Task statement: Gather all lines in the entries below that include the word "video".

Dataset items
========================================

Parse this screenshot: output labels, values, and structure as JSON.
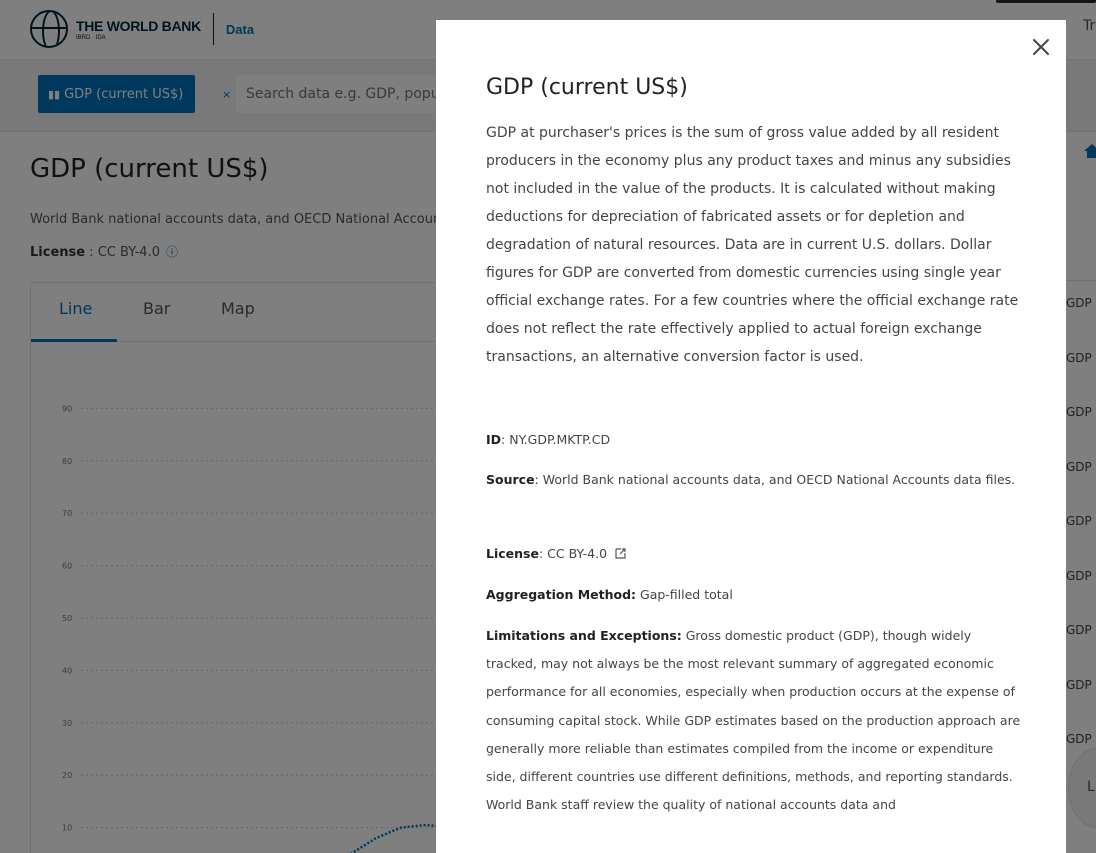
{
  "header": {
    "brand": "THE WORLD BANK",
    "brand_sub": "IBRD · IDA",
    "section": "Data",
    "right_truncated": "Tr"
  },
  "search": {
    "chip_label": "GDP (current US$)",
    "chip_close": "×",
    "placeholder": "Search data e.g. GDP, population, Indonesia"
  },
  "page": {
    "title": "GDP (current US$)",
    "source_text": "World Bank national accounts data, and OECD National Accounts data files.",
    "license_label": "License",
    "license_value": " : CC BY-4.0",
    "info_icon": "ⓘ"
  },
  "tabs": [
    {
      "label": "Line"
    },
    {
      "label": "Bar"
    },
    {
      "label": "Map"
    }
  ],
  "right_list": {
    "items": [
      "GDP",
      "GDP",
      "GDP",
      "GDP",
      "GDP",
      "GDP",
      "GDP",
      "GDP",
      "GDP"
    ],
    "circle_label": "L"
  },
  "chart_data": {
    "type": "line",
    "y_ticks": [
      "10",
      "20",
      "30",
      "40",
      "50",
      "60",
      "70",
      "80",
      "90"
    ],
    "ylim": [
      0,
      100
    ],
    "grid": true,
    "series": [
      {
        "values": [
          2,
          3,
          5,
          8,
          10,
          10.5,
          10
        ]
      }
    ]
  },
  "modal": {
    "close_symbol": "✕",
    "title": "GDP (current US$)",
    "description": "GDP at purchaser's prices is the sum of gross value added by all resident producers in the economy plus any product taxes and minus any subsidies not included in the value of the products. It is calculated without making deductions for depreciation of fabricated assets or for depletion and degradation of natural resources. Data are in current U.S. dollars. Dollar figures for GDP are converted from domestic currencies using single year official exchange rates. For a few countries where the official exchange rate does not reflect the rate effectively applied to actual foreign exchange transactions, an alternative conversion factor is used.",
    "id_label": "ID",
    "id_value": ": NY.GDP.MKTP.CD",
    "source_label": "Source",
    "source_value": ": World Bank national accounts data, and OECD National Accounts data files.",
    "license_label": "License",
    "license_value": ":  CC BY-4.0",
    "aggregation_label": "Aggregation Method:",
    "aggregation_value": " Gap-filled total",
    "limitations_label": "Limitations and Exceptions:",
    "limitations_value": " Gross domestic product (GDP), though widely tracked, may not always be the most relevant summary of aggregated economic performance for all economies, especially when production occurs at the expense of consuming capital stock. While GDP estimates based on the production approach are generally more reliable than estimates compiled from the income or expenditure side, different countries use different definitions, methods, and reporting standards. World Bank staff review the quality of national accounts data and"
  }
}
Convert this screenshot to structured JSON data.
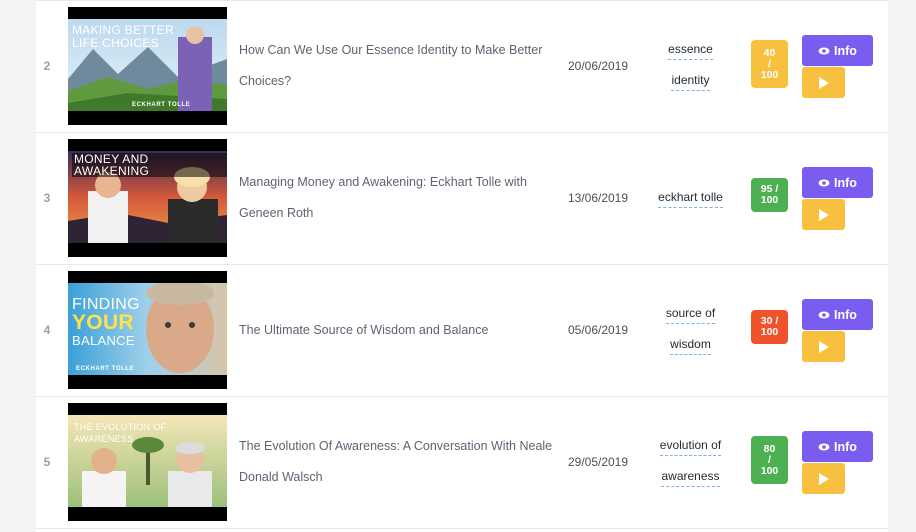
{
  "rows": [
    {
      "number": "2",
      "thumbnail": {
        "caption_line1": "MAKING BETTER",
        "caption_line2": "LIFE CHOICES",
        "brand": "ECKHART TOLLE"
      },
      "title": "How Can We Use Our Essence Identity to Make Better Choices?",
      "date": "20/06/2019",
      "tags": [
        "essence",
        "identity"
      ],
      "score": {
        "value": "40",
        "sep": "/",
        "max": "100",
        "color": "#f7c03e"
      },
      "info_label": "Info"
    },
    {
      "number": "3",
      "thumbnail": {
        "caption_line1": "MONEY AND AWAKENING",
        "caption_line2": "",
        "brand": ""
      },
      "title": "Managing Money and Awakening: Eckhart Tolle with Geneen Roth",
      "date": "13/06/2019",
      "tags": [
        "eckhart tolle"
      ],
      "score": {
        "value": "95 /",
        "sep": "",
        "max": "100",
        "color": "#4caf50"
      },
      "info_label": "Info"
    },
    {
      "number": "4",
      "thumbnail": {
        "caption_line1": "FINDING",
        "caption_line2": "YOUR",
        "caption_line3": "BALANCE",
        "brand": "ECKHART TOLLE"
      },
      "title": "The Ultimate Source of Wisdom and Balance",
      "date": "05/06/2019",
      "tags": [
        "source of",
        "wisdom"
      ],
      "score": {
        "value": "30 /",
        "sep": "",
        "max": "100",
        "color": "#f0532b"
      },
      "info_label": "Info"
    },
    {
      "number": "5",
      "thumbnail": {
        "caption_line1": "THE EVOLUTION OF AWARENESS",
        "caption_line2": "",
        "brand": ""
      },
      "title": "The Evolution Of Awareness: A Conversation With Neale Donald Walsch",
      "date": "29/05/2019",
      "tags": [
        "evolution of",
        "awareness"
      ],
      "score": {
        "value": "80",
        "sep": "/",
        "max": "100",
        "color": "#4caf50"
      },
      "info_label": "Info"
    }
  ]
}
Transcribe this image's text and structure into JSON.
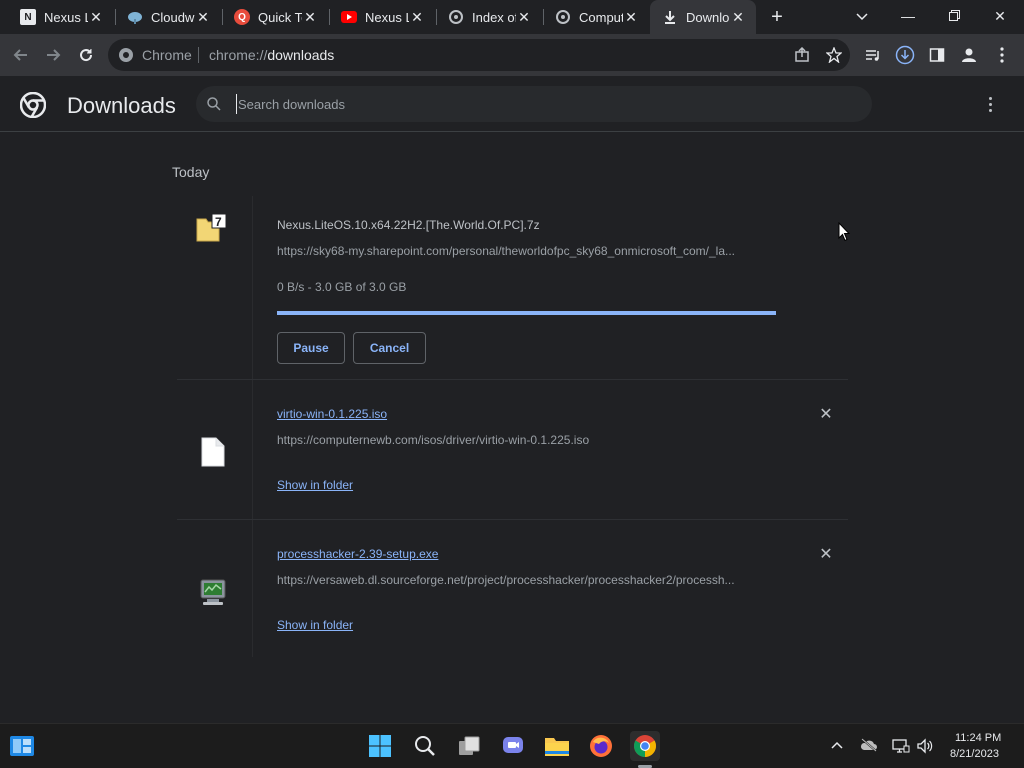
{
  "tabs": [
    {
      "title": "Nexus Li",
      "icon": "nexus-favicon"
    },
    {
      "title": "Cloudwa",
      "icon": "cloud-favicon"
    },
    {
      "title": "Quick Te",
      "icon": "quick-favicon"
    },
    {
      "title": "Nexus L",
      "icon": "youtube-favicon"
    },
    {
      "title": "Index of",
      "icon": "index-favicon"
    },
    {
      "title": "Comput",
      "icon": "computernewb-favicon"
    },
    {
      "title": "Downlo",
      "icon": "download-favicon",
      "active": true
    }
  ],
  "omnibox": {
    "site_label": "Chrome",
    "url_scheme": "chrome://",
    "url_path": "downloads"
  },
  "header": {
    "title": "Downloads",
    "search_placeholder": "Search downloads"
  },
  "date_heading": "Today",
  "downloads": [
    {
      "filename": "Nexus.LiteOS.10.x64.22H2.[The.World.Of.PC].7z",
      "url": "https://sky68-my.sharepoint.com/personal/theworldofpc_sky68_onmicrosoft_com/_la...",
      "status": "0 B/s - 3.0 GB of 3.0 GB",
      "progress": 1.0,
      "pause_label": "Pause",
      "cancel_label": "Cancel"
    },
    {
      "filename": "virtio-win-0.1.225.iso",
      "url": "https://computernewb.com/isos/driver/virtio-win-0.1.225.iso",
      "action_label": "Show in folder"
    },
    {
      "filename": "processhacker-2.39-setup.exe",
      "url": "https://versaweb.dl.sourceforge.net/project/processhacker/processhacker2/processh...",
      "action_label": "Show in folder"
    }
  ],
  "taskbar": {
    "time": "11:24 PM",
    "date": "8/21/2023"
  },
  "colors": {
    "accent": "#8ab4f8",
    "background": "#202124",
    "toolbar": "#35363a"
  }
}
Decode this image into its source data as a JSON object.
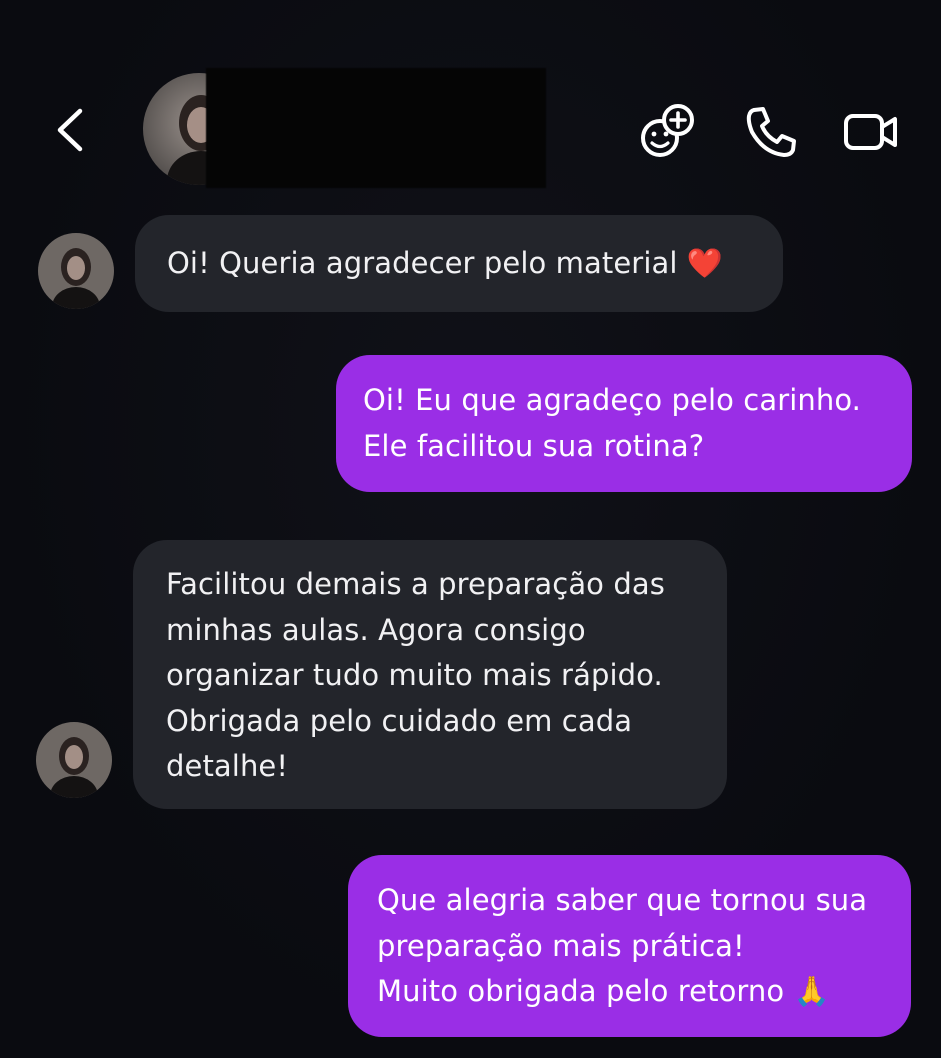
{
  "header": {
    "contact_name": "",
    "back_icon": "chevron-left-icon",
    "actions": [
      {
        "name": "add-effect-button",
        "icon": "face-plus-icon"
      },
      {
        "name": "call-button",
        "icon": "phone-icon"
      },
      {
        "name": "video-call-button",
        "icon": "video-camera-icon"
      }
    ]
  },
  "colors": {
    "background": "#0b0c11",
    "incoming_bubble": "#23252b",
    "outgoing_bubble": "#9a2ee6",
    "text": "#f2f2f4"
  },
  "messages": [
    {
      "direction": "incoming",
      "lines": [
        "Oi! Queria agradecer pelo material ❤️"
      ]
    },
    {
      "direction": "outgoing",
      "lines": [
        "Oi! Eu que agradeço pelo carinho.",
        "Ele facilitou sua rotina?"
      ]
    },
    {
      "direction": "incoming",
      "lines": [
        "Facilitou demais a preparação das",
        "minhas aulas. Agora consigo",
        "organizar tudo muito mais rápido.",
        "Obrigada pelo cuidado em cada",
        "detalhe!"
      ]
    },
    {
      "direction": "outgoing",
      "lines": [
        "Que alegria saber que tornou sua",
        "preparação mais prática!",
        "Muito obrigada pelo retorno 🙏"
      ]
    }
  ]
}
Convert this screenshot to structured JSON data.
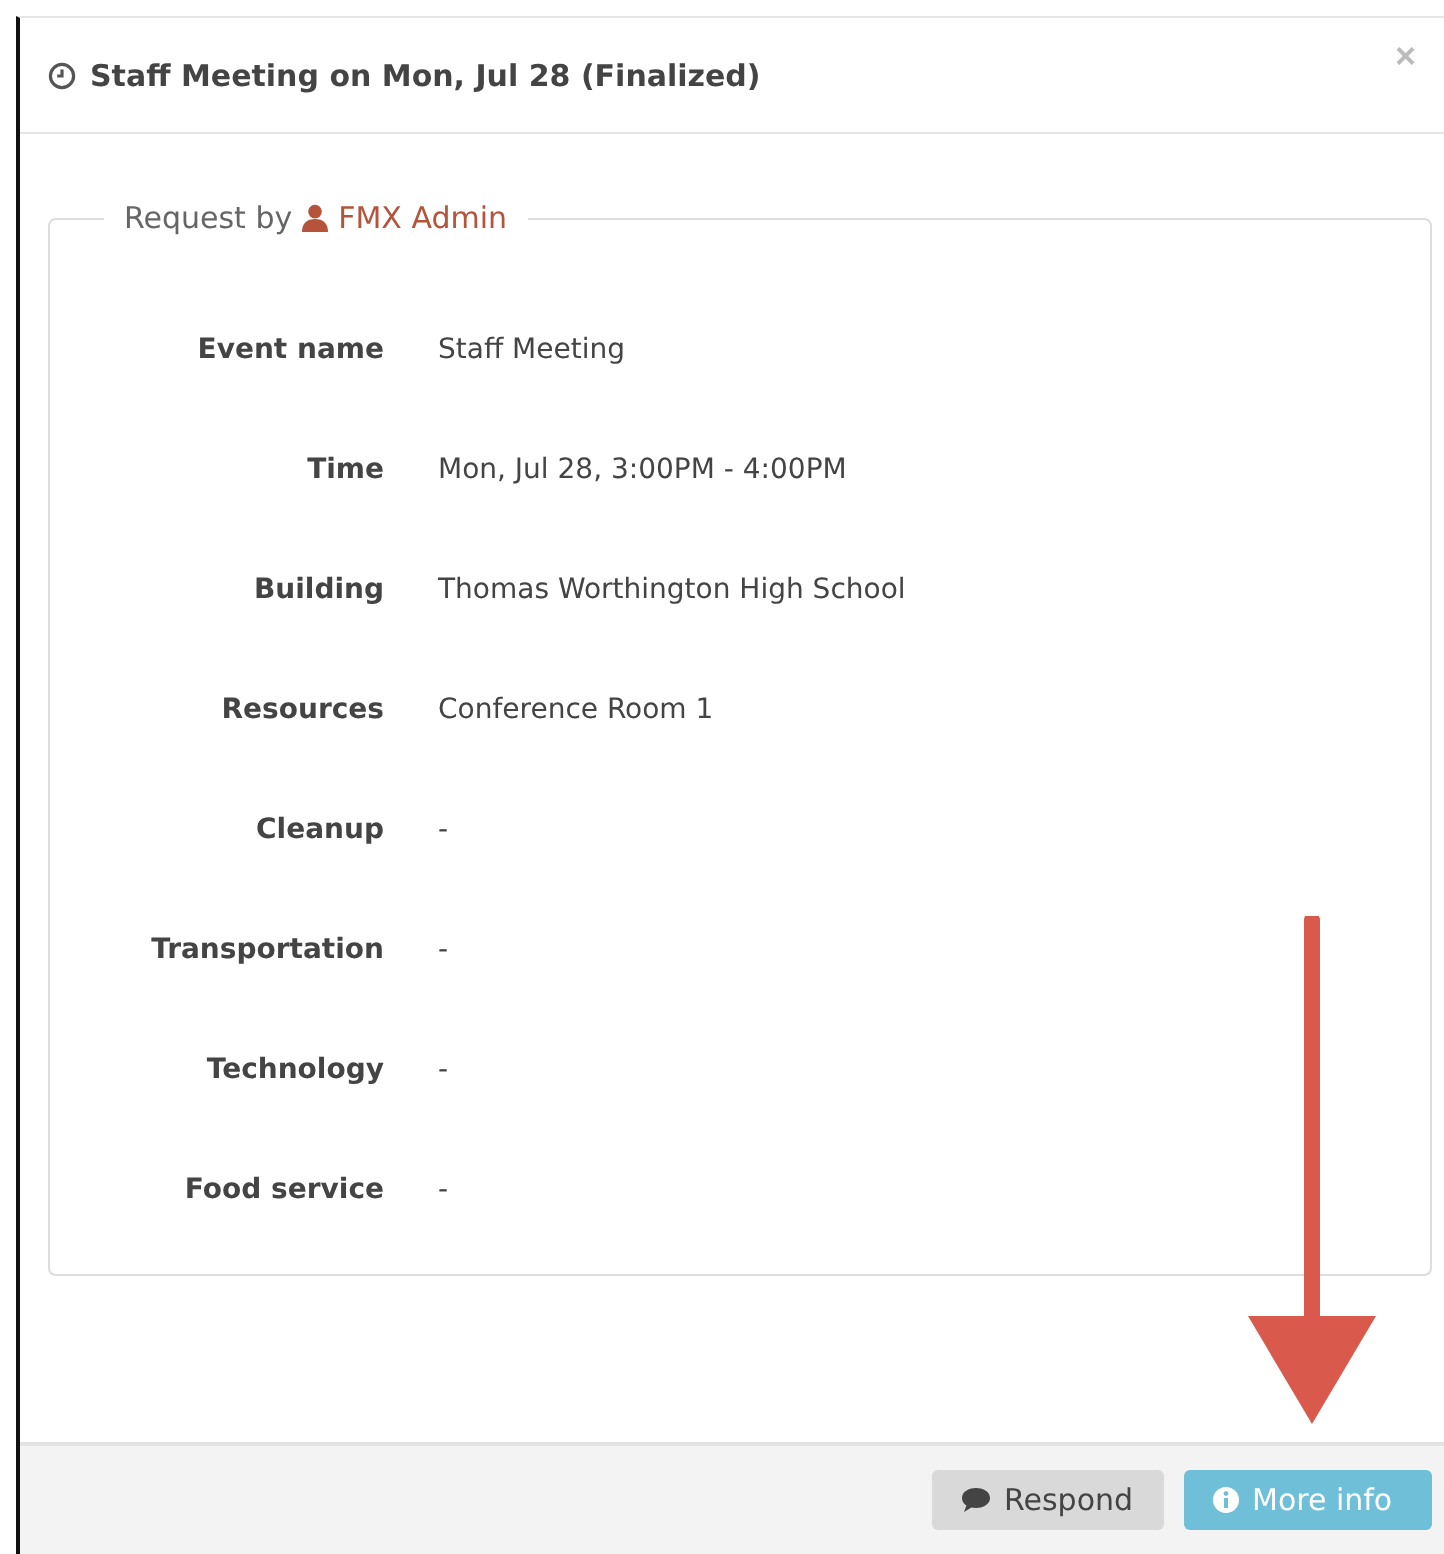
{
  "dialog": {
    "title": "Staff Meeting on Mon, Jul 28 (Finalized)",
    "close": "×"
  },
  "request": {
    "prefix": "Request by",
    "requester": "FMX Admin"
  },
  "fields": [
    {
      "label": "Event name",
      "value": "Staff Meeting"
    },
    {
      "label": "Time",
      "value": "Mon, Jul 28, 3:00PM - 4:00PM"
    },
    {
      "label": "Building",
      "value": "Thomas Worthington High School"
    },
    {
      "label": "Resources",
      "value": "Conference Room 1"
    },
    {
      "label": "Cleanup",
      "value": "-"
    },
    {
      "label": "Transportation",
      "value": "-"
    },
    {
      "label": "Technology",
      "value": "-"
    },
    {
      "label": "Food service",
      "value": "-"
    }
  ],
  "buttons": [
    {
      "kind": "respond",
      "label": "Respond"
    },
    {
      "kind": "info",
      "label": "More info"
    }
  ]
}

========================================

Right answer:
        "name": "video-call-button",
        "icon": "video-camera-icon"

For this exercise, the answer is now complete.